## Problem to work on
Go through the material below and report how many lines contain "annotation". Give only the number.

## Records about charts and figures

:::::

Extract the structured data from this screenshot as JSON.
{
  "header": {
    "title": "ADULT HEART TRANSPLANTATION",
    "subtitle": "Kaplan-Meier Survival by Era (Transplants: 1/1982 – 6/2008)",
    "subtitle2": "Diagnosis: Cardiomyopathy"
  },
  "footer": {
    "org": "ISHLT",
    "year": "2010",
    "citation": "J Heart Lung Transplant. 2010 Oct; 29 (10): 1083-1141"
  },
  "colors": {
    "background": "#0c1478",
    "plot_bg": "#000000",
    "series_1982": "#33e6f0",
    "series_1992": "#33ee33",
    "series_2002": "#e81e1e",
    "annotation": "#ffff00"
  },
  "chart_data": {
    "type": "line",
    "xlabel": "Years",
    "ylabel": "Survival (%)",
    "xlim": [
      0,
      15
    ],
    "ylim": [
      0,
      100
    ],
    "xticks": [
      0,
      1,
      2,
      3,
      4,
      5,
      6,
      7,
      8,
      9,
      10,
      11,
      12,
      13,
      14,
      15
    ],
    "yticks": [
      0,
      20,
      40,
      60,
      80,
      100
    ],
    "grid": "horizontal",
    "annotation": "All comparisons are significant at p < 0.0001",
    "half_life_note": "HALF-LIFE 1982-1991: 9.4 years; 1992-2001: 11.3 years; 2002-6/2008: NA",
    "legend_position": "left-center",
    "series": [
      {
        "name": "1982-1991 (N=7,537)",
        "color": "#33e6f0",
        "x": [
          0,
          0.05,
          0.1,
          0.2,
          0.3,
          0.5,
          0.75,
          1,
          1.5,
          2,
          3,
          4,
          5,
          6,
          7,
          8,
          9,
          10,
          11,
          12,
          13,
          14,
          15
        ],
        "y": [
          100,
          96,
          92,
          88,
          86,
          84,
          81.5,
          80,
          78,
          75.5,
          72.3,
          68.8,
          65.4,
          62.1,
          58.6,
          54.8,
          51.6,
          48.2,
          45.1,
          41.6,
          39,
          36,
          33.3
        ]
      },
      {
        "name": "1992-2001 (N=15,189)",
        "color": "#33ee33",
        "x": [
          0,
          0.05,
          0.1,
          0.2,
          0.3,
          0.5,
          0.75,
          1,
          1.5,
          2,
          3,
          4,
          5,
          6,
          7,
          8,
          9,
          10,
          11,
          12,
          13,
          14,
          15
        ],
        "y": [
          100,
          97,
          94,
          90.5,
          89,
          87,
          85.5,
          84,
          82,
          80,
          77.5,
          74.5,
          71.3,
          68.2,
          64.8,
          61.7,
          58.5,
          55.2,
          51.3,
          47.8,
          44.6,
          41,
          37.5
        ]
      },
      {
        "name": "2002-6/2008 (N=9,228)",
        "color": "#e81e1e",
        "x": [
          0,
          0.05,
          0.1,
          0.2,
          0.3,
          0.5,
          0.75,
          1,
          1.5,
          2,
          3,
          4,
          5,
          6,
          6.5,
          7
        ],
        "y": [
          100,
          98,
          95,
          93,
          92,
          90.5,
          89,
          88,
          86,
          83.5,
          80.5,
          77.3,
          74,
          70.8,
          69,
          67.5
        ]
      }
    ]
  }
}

:::::

## The reply
2